Exercise: Restate the records in their entirety, word for word.
-- BEGIN Data for the task --
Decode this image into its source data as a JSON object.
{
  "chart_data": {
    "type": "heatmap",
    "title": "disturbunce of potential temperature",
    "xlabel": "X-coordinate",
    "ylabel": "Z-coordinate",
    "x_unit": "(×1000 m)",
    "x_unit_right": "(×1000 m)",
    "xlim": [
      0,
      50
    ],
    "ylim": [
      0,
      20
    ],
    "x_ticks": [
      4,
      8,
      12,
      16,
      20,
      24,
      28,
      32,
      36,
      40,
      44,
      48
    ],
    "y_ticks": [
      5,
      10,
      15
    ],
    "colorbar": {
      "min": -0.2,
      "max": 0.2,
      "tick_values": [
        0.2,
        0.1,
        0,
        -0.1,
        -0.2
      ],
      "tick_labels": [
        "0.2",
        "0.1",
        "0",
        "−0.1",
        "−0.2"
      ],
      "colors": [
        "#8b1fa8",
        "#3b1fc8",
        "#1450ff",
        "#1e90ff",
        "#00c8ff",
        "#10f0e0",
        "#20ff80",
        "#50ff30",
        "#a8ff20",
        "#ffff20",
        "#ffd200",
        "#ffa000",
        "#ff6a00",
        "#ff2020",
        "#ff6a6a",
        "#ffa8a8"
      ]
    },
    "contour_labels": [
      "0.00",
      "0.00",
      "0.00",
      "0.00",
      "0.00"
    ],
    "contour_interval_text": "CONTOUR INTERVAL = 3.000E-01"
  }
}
-- END Data for the task --
Output for this task:
Decode this image into its source data as a JSON object.
{
  "chart_data": {
    "type": "heatmap",
    "title": "disturbunce of potential temperature",
    "xlabel": "X-coordinate",
    "ylabel": "Z-coordinate",
    "x_unit": "(×1000 m)",
    "x_unit_right": "(×1000 m)",
    "xlim": [
      0,
      50
    ],
    "ylim": [
      0,
      20
    ],
    "x_ticks": [
      4,
      8,
      12,
      16,
      20,
      24,
      28,
      32,
      36,
      40,
      44,
      48
    ],
    "y_ticks": [
      5,
      10,
      15
    ],
    "colorbar": {
      "min": -0.2,
      "max": 0.2,
      "tick_values": [
        0.2,
        0.1,
        0,
        -0.1,
        -0.2
      ],
      "tick_labels": [
        "0.2",
        "0.1",
        "0",
        "−0.1",
        "−0.2"
      ],
      "colors": [
        "#8b1fa8",
        "#3b1fc8",
        "#1450ff",
        "#1e90ff",
        "#00c8ff",
        "#10f0e0",
        "#20ff80",
        "#50ff30",
        "#a8ff20",
        "#ffff20",
        "#ffd200",
        "#ffa000",
        "#ff6a00",
        "#ff2020",
        "#ff6a6a",
        "#ffa8a8"
      ]
    },
    "contour_labels": [
      "0.00",
      "0.00",
      "0.00",
      "0.00",
      "0.00"
    ],
    "contour_interval_text": "CONTOUR INTERVAL = 3.000E-01"
  }
}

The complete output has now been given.